(Task statement)
Among the lines below, list those containing the string "SRMTID".

(Source material)

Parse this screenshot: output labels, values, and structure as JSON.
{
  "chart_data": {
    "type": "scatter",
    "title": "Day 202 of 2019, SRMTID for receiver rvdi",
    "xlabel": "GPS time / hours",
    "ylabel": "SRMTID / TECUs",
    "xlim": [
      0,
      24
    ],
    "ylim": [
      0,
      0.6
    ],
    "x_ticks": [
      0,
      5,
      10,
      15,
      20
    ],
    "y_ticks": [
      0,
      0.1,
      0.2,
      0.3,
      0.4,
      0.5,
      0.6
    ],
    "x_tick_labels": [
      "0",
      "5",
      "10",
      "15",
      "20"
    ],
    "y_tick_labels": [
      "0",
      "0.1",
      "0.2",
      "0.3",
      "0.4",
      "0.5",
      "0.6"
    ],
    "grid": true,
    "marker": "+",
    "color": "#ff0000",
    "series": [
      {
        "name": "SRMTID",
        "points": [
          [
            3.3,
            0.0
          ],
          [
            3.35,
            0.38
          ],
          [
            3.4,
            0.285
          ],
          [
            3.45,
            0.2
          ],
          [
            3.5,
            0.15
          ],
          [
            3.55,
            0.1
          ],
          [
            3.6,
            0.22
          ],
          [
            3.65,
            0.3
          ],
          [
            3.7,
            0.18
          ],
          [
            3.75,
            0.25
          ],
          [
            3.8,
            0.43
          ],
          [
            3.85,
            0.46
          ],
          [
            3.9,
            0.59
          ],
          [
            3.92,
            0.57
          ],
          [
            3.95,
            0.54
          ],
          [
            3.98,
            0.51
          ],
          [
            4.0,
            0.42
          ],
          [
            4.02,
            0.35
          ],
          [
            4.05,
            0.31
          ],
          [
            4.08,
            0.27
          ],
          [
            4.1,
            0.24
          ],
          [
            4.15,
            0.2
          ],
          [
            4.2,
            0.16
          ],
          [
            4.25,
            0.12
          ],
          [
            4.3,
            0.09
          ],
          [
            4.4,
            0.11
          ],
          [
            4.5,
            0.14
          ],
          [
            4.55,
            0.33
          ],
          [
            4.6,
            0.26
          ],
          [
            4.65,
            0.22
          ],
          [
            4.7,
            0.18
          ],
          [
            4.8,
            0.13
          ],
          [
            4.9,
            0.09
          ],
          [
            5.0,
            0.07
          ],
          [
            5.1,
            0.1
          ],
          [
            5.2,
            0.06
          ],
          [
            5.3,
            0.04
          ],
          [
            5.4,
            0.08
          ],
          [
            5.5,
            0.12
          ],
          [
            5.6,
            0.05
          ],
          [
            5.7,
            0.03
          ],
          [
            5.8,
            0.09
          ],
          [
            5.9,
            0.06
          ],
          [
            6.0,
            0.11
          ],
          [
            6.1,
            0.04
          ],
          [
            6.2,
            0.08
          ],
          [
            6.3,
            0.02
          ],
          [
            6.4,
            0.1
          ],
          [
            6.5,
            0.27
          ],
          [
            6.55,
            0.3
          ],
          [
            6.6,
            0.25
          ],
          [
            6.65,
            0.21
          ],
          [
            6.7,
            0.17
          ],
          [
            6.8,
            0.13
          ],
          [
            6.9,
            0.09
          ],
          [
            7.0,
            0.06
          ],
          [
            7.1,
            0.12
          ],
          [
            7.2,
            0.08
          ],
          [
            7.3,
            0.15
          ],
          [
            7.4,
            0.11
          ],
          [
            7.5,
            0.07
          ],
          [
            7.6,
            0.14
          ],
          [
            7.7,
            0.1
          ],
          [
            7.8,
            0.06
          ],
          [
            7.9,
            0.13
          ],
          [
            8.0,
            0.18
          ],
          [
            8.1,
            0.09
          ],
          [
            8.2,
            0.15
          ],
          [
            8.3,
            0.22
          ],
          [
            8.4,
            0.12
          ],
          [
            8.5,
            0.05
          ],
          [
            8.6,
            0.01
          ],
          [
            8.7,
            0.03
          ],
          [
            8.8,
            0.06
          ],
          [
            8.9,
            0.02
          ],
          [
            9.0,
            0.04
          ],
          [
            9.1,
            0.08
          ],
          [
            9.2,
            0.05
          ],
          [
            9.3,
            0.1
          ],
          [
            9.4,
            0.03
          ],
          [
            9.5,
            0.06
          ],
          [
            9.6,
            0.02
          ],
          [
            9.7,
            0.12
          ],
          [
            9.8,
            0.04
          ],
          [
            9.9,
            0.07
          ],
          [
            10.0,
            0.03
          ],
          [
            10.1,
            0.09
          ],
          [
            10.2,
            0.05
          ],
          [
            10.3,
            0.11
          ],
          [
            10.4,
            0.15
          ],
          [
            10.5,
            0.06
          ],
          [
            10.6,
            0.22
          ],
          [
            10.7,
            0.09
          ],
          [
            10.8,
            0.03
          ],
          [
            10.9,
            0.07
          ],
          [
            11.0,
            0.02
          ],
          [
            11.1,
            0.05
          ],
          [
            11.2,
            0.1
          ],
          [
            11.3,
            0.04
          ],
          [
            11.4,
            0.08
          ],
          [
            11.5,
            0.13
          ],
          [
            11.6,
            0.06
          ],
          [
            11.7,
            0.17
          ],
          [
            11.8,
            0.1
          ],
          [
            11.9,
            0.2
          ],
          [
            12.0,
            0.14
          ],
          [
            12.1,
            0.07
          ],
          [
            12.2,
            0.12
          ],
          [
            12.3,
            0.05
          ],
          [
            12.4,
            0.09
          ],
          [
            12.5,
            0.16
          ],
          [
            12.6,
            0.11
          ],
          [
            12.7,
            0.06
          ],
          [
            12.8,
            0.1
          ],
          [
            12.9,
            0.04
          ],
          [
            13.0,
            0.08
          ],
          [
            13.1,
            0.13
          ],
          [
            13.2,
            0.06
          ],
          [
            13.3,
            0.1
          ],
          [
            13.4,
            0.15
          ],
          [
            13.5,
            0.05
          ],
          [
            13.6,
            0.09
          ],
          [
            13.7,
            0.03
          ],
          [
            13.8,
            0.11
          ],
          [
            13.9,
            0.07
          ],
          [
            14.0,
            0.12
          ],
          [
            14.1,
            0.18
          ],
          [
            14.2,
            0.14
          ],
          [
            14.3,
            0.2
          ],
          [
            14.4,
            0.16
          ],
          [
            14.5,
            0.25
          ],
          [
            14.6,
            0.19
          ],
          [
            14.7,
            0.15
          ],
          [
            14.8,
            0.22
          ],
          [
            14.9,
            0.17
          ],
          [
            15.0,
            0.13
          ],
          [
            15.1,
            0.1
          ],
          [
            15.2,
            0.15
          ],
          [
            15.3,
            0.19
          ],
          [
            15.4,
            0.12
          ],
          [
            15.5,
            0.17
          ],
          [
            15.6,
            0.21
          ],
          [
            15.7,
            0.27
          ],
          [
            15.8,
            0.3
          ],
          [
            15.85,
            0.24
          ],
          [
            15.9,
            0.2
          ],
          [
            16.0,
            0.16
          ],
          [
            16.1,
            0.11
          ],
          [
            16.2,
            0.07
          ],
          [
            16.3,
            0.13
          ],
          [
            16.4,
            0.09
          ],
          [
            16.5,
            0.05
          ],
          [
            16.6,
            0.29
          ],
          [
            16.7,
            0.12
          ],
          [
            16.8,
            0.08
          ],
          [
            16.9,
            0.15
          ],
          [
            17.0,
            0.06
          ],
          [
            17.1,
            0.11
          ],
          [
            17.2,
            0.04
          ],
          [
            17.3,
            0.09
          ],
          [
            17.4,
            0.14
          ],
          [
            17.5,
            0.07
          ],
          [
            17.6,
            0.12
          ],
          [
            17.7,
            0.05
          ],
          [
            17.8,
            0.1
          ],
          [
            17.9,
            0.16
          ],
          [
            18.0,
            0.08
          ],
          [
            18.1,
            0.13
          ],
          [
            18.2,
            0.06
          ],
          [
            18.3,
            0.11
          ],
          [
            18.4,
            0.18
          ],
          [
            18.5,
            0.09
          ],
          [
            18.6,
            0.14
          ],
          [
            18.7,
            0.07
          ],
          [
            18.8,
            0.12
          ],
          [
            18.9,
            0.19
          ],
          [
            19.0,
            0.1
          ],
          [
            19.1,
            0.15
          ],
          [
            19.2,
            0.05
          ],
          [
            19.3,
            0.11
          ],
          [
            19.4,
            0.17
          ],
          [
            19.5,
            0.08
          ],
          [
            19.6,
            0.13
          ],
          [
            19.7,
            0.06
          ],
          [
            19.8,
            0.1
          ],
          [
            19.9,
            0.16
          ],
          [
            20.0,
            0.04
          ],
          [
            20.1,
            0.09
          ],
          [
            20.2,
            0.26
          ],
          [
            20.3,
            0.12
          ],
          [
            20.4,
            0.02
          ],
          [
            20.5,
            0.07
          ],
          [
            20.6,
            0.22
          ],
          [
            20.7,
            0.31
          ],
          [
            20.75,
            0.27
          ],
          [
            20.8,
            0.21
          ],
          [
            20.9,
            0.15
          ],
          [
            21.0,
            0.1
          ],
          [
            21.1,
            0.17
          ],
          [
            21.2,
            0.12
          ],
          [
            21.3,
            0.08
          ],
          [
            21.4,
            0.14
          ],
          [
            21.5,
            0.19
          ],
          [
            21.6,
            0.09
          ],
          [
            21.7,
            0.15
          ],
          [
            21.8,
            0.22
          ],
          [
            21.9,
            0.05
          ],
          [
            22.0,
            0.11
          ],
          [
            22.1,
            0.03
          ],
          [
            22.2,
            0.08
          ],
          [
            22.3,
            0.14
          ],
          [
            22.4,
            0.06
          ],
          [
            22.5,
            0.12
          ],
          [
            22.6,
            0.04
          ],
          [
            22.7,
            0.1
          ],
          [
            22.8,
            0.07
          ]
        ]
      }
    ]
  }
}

(Solved exercise)
    "title": "Day 202 of 2019, SRMTID for receiver rvdi",
    "ylabel": "SRMTID / TECUs",
        "name": "SRMTID",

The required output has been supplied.